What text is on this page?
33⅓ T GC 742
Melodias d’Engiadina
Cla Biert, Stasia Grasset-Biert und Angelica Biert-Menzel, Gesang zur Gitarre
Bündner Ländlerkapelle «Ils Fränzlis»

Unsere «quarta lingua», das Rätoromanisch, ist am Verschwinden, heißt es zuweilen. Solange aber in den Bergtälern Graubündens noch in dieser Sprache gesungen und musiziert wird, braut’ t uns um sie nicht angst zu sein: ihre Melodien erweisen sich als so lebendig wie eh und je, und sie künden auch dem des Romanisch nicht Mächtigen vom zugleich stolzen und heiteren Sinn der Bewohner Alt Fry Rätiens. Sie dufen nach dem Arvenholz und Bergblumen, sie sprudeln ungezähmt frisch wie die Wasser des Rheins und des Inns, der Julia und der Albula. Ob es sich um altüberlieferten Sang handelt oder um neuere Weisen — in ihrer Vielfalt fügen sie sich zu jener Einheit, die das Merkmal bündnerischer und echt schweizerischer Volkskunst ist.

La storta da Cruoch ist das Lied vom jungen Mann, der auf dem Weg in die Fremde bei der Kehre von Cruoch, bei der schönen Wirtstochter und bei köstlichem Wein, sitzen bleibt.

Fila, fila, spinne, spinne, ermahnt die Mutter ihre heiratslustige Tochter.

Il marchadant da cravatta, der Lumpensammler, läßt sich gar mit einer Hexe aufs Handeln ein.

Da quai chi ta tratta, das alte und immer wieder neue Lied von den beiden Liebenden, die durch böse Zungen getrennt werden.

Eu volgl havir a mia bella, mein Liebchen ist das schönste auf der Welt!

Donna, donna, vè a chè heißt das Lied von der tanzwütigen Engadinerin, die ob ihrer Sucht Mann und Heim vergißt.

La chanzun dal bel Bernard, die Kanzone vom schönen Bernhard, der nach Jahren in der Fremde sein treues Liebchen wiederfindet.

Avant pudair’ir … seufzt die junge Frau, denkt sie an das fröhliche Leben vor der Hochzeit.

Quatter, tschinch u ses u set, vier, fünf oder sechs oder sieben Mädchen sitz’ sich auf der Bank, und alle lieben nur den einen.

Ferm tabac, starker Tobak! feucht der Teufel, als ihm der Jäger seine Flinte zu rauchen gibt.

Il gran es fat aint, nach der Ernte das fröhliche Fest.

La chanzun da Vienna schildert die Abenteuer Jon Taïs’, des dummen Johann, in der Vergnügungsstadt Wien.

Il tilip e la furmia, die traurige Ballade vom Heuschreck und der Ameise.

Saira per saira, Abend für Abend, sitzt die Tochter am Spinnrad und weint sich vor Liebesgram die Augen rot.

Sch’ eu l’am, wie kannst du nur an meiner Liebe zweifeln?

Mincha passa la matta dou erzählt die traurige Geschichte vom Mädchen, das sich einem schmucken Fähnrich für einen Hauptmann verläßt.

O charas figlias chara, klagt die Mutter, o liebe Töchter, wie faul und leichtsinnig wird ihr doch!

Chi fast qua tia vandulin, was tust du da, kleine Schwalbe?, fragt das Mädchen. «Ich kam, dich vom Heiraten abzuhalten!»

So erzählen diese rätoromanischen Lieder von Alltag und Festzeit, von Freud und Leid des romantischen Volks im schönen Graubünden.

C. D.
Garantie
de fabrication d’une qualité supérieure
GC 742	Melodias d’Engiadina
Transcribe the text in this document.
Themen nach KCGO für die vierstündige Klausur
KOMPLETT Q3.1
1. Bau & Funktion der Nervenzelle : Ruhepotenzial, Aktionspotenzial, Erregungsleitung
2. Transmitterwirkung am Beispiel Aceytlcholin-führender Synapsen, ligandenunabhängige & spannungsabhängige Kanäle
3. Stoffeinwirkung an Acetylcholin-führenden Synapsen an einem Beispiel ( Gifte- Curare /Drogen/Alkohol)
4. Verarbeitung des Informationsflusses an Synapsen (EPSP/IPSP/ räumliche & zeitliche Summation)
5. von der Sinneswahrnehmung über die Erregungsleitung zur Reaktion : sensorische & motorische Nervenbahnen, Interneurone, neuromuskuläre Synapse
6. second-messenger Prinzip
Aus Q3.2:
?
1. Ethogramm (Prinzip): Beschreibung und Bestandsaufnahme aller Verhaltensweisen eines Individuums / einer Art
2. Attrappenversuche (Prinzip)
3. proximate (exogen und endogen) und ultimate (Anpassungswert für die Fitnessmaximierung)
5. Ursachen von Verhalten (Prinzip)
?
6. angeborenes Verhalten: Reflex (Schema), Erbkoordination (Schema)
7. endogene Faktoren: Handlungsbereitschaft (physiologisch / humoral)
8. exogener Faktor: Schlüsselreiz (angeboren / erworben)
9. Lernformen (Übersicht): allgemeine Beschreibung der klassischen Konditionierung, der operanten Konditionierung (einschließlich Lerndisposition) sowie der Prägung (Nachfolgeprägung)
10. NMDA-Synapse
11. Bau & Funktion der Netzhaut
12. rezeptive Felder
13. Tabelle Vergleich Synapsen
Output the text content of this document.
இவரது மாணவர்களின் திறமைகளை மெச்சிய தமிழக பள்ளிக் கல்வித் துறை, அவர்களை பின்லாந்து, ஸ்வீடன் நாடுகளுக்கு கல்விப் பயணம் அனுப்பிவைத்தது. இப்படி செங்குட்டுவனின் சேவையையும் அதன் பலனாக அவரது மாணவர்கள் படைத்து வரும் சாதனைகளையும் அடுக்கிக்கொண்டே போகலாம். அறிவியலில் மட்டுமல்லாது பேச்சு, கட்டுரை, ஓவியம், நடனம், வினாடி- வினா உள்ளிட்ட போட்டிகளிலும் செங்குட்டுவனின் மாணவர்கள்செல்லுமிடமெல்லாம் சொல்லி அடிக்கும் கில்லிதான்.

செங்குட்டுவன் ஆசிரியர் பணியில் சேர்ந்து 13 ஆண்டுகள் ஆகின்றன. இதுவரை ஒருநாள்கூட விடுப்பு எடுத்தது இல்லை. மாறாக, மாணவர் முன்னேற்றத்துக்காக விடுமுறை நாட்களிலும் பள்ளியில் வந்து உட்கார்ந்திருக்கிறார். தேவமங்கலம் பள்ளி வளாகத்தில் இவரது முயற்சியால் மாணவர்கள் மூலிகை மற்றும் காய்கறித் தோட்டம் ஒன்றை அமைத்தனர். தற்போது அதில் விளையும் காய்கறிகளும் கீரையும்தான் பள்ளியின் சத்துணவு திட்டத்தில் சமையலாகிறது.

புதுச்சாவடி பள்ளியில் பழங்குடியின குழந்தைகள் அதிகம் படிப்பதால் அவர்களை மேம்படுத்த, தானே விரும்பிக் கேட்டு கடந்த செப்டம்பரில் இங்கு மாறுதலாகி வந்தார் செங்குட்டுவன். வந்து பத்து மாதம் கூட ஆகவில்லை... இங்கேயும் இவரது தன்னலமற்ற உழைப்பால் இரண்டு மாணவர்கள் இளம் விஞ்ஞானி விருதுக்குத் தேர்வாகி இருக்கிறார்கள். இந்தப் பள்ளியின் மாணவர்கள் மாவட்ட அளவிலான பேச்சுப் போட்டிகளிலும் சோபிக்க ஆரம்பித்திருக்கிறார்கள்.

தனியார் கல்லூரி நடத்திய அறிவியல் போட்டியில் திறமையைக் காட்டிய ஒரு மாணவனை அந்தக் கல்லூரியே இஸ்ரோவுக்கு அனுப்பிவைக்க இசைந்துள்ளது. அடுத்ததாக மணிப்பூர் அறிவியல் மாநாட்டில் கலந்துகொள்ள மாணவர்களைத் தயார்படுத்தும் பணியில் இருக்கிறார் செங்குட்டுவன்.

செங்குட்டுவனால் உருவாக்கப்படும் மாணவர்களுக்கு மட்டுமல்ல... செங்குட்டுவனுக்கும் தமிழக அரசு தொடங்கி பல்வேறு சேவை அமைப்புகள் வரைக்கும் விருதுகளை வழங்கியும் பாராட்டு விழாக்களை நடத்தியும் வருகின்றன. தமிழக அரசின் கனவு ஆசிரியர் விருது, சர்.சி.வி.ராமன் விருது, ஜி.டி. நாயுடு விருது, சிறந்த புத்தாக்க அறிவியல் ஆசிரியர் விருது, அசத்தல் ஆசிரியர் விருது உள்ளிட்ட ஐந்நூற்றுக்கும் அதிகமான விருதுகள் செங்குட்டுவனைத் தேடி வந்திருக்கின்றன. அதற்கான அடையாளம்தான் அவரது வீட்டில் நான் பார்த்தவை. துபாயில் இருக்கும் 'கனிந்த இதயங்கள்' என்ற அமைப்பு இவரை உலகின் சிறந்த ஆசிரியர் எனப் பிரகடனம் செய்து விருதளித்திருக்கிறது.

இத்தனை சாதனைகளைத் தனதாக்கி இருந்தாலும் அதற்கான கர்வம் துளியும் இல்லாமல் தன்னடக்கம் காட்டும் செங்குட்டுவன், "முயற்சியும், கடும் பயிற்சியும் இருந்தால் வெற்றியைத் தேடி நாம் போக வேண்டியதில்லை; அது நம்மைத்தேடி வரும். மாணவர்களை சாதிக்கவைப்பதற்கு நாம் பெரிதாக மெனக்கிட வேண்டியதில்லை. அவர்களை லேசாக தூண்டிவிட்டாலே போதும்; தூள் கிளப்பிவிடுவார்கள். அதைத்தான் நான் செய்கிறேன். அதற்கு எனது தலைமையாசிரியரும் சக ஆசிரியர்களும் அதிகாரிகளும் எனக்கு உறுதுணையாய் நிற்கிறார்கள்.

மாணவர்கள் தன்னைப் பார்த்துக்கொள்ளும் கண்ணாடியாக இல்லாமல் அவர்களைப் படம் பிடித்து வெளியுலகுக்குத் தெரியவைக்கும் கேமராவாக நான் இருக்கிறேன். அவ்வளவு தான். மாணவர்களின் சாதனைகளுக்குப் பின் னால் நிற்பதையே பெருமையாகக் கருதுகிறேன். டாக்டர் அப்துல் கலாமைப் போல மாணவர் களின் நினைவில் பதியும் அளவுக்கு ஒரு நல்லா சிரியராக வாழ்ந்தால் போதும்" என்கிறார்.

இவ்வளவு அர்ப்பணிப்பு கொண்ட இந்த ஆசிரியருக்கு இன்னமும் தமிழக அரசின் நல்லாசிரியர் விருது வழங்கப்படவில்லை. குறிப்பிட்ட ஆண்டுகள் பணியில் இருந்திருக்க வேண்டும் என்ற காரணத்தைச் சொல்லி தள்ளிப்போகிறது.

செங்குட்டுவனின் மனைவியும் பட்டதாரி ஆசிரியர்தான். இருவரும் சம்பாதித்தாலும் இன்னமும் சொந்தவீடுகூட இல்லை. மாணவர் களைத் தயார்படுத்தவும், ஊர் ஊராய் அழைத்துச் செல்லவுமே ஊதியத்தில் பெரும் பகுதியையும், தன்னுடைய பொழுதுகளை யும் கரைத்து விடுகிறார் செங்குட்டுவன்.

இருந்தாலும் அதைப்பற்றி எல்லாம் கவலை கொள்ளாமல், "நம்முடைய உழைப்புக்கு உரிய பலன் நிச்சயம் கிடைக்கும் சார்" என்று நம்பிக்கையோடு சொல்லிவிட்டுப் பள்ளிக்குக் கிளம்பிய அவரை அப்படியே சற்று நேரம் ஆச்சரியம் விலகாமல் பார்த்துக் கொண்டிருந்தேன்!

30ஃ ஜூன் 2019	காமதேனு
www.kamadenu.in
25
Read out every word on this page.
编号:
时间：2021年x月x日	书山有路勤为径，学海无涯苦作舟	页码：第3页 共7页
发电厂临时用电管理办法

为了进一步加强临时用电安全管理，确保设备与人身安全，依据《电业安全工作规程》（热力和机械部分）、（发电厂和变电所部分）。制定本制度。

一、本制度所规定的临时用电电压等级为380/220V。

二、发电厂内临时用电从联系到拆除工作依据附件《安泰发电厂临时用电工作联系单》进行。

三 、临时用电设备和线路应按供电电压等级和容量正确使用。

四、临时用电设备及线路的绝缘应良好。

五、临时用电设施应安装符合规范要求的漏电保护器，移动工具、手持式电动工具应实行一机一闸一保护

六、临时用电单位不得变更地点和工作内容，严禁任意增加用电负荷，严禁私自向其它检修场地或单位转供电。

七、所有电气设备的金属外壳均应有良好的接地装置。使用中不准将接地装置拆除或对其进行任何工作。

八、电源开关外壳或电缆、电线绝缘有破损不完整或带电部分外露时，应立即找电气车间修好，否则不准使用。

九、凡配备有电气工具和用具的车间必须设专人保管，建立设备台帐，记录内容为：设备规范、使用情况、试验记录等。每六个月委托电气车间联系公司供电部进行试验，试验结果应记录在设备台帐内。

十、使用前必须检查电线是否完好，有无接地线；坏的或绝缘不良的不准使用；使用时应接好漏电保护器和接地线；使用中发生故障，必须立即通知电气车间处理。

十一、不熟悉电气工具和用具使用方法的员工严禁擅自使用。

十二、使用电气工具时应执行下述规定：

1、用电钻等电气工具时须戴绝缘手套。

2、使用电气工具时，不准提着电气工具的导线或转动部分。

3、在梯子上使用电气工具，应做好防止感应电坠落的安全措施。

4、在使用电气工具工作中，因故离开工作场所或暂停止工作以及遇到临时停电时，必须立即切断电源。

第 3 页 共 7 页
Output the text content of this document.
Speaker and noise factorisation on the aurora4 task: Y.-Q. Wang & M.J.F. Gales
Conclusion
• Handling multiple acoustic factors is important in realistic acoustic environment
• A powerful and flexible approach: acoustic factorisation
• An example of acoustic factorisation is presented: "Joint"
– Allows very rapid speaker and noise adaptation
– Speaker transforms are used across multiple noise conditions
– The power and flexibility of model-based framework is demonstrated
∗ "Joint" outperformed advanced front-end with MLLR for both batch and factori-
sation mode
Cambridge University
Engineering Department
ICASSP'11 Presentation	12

☆ ☆ ☆

Aim = Go through the preceding material and copy each line that has the word "heißt".

Exercise solution =
Unsere «quarta lingua», das Rätoromanisch, ist am Verschwinden, heißt es zuweilen. Solange aber in den Bergtälern Graubündens noch in dieser Sprache gesungen und musiziert wird, braut’ t uns um sie nicht angst zu sein: ihre Melodien erweisen sich als so lebendig wie eh und je, und sie künden auch dem des Romanisch nicht Mächtigen vom zugleich stolzen und heiteren Sinn der Bewohner Alt Fry Rätiens. Sie dufen nach dem Arvenholz und Bergblumen, sie sprudeln ungezähmt frisch wie die Wasser des Rheins und des Inns, der Julia und der Albula. Ob es sich um altüberlieferten Sang handelt oder um neuere Weisen — in ihrer Vielfalt fügen sie sich zu jener Einheit, die das Merkmal bündnerischer und echt schweizerischer Volkskunst ist.
Donna, donna, vè a chè heißt das Lied von der tanzwütigen Engadinerin, die ob ihrer Sucht Mann und Heim vergißt.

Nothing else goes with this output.